Data records:
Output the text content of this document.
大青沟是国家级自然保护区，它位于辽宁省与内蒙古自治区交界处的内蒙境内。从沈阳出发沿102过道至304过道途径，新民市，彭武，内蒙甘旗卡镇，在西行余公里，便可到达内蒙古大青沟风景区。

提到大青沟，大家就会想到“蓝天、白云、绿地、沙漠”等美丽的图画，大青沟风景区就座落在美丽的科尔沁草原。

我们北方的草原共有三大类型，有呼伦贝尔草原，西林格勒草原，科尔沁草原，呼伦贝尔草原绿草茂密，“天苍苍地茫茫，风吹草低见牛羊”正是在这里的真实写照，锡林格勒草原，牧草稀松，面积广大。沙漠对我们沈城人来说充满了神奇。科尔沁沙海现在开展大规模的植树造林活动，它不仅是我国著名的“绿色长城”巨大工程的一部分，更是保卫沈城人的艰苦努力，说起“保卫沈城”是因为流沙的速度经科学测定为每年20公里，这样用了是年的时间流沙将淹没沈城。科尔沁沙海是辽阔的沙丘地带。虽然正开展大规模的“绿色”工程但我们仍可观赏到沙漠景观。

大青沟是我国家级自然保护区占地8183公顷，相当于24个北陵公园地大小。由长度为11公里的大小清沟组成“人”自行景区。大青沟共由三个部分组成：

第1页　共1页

_Task to carry out_
Reproduce the data in its entirety, matching each character.

_Solution to this problem_
Output the text content of this document.
大青沟是国家级自然保护区，它位于辽宁省与内蒙古自治区交界处的内蒙境内。从沈阳出发沿102过道至304过道途径，新民市，彭武，内蒙甘旗卡镇，在西行余公里，便可到达内蒙古大青沟风景区。

提到大青沟，大家就会想到“蓝天、白云、绿地、沙漠”等美丽的图画，大青沟风景区就座落在美丽的科尔沁草原。

我们北方的草原共有三大类型，有呼伦贝尔草原，西林格勒草原，科尔沁草原，呼伦贝尔草原绿草茂密，“天苍苍地茫茫，风吹草低见牛羊”正是在这里的真实写照，锡林格勒草原，牧草稀松，面积广大。沙漠对我们沈城人来说充满了神奇。科尔沁沙海现在开展大规模的植树造林活动，它不仅是我国著名的“绿色长城”巨大工程的一部分，更是保卫沈城人的艰苦努力，说起“保卫沈城”是因为流沙的速度经科学测定为每年20公里，这样用了是年的时间流沙将淹没沈城。科尔沁沙海是辽阔的沙丘地带。虽然正开展大规模的“绿色”工程但我们仍可观赏到沙漠景观。

大青沟是我国家级自然保护区占地8183公顷，相当于24个北陵公园地大小。由长度为11公里的大小清沟组成“人”自行景区。大青沟共由三个部分组成：

第1页　共1页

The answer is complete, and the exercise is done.